El feminismo no es un enemigo por criminalizar, es aquel movimiento que imagina una sociedad en donde no haya supremacía, ni sumisión de un sexo sobre el otro, sin división sexual del trabajo, y donde haya opciones y no condiciones. Ahora bien, esta transformación no se da hasta tanto no se sea consciente de la existencia de estereotipos y normas de género cuya transgresión implica discriminación y, por tanto, violencia.
Son estos persistentes estereotipos sobre las características de una persona, en razón del sexo biológico, las que dictan la pauta sobre lo que es femenino y masculino, y alimentan un desequilibrio revelador de un dominio masculino, reconocido por la misma Corte Constitucional (T- 878 de 2014), en los espacios tradicionales de poder. Dicha persistencia, cuyo efecto puede verse desde el insulto diplomáticamente disimulado detrás del piropo, las diferencias de escala salarial y la violencia sexual, se agravan al entrecruzarse con otras formas de violencia como lo es la violencia armada.
El pasado viernes 5 de octubre fue anunciada Nadia Murad como una de las ganadoras del Premio Nobel de Paz 2018. Esta mujer es sobreviviente de las técnicas de yihad sexual empleadas por el Estado Islámico (EI) contra las mujeres de la minoría étnica yazidí de la región de Sinjar en el norte de Irak. Con esto, el mundo pone sus ojos en la zona, así sea por un instante, y, para sorpresa de algunos, este conflicto armado en el Medio Oriente, que parece lejano, se asimila más de lo que creemos al nuestro.
Ambos contextos comparten una característica de las nuevas guerras: el uso de la población civil como blanco principal. El desplazamiento forzado, la limpieza social (o étnica en el caso yazidí), y la violencia sexual, han sido métodos centrales de ambos conflictos. En relación con esta última, tanto allá como acá, la violencia sexual ha sido empleada, aunque no de manera homogénea, pues esta se manifiesta de múltiples formas según su uso, persona y/o territorio.
En nuestro caso, todos los actores armados la han ejercido con una modalidad de uso particular, por ejemplo, como herramienta de humillación simbólica del enemigo al considerar la mujer como propiedad masculina; el cuerpo femenino no solo se constituye como premio sino como arma para aniquilar el bando opuesto (en el caso del EI, eliminar a los infieles) o para controlar la vida comunitaria en tanto castigo (la mujer no puede usar determinadas prendas o frecuentar ciertos lugares). Por temible que suene, estos hechos muchas veces son aceptados, normalizados e ignorados, generando con esto la negación de derechos cruciales como el acceso a la justicia porque “quien la manda salir a esas horas”.

→ **Material proporcionado**
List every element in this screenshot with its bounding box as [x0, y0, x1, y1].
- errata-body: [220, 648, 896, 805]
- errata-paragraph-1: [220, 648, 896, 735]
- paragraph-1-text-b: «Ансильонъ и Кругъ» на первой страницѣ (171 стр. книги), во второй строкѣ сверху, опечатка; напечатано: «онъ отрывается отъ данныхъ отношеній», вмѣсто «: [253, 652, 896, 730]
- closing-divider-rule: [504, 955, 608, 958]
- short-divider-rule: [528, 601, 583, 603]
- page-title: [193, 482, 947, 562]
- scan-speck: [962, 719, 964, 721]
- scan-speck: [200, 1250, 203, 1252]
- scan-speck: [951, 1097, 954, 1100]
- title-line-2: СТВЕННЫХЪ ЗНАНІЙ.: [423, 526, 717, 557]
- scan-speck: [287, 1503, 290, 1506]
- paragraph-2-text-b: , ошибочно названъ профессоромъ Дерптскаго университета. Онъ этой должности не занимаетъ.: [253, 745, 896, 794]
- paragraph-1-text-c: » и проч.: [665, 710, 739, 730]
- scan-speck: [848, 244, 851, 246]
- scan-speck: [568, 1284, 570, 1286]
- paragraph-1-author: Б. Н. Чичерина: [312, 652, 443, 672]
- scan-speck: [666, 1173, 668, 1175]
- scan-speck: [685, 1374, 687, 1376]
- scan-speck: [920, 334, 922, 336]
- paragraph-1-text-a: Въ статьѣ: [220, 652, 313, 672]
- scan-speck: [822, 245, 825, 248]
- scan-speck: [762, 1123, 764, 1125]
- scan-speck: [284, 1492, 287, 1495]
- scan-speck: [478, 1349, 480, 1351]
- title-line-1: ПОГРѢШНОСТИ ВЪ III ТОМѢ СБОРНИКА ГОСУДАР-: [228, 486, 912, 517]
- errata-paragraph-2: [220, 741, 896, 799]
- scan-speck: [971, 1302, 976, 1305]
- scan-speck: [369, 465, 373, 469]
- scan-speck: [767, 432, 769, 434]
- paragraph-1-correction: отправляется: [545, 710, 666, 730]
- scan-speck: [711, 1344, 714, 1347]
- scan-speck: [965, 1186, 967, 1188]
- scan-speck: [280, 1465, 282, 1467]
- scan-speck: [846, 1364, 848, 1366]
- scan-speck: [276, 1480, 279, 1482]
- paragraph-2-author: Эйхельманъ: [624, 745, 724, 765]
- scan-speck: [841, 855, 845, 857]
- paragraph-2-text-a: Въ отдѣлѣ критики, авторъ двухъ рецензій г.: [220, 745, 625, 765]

→ **En qué consiste**
Transcribe literalmente el fragmento sobre feminismo y violencia sexual desde "Ambos contextos comparten" hasta "persona y/o territorio.". Los ítems son un material independiente del fragmento.

→ **Respuesta escrita**
Ambos contextos comparten una característica de las nuevas guerras: el uso de la población civil como blanco principal. El desplazamiento forzado, la limpieza social (o étnica en el caso yazidí), y la violencia sexual, han sido métodos centrales de ambos conflictos. En relación con esta última, tanto allá como acá, la violencia sexual ha sido empleada, aunque no de manera homogénea, pues esta se manifiesta de múltiples formas según su uso, persona y/o territorio.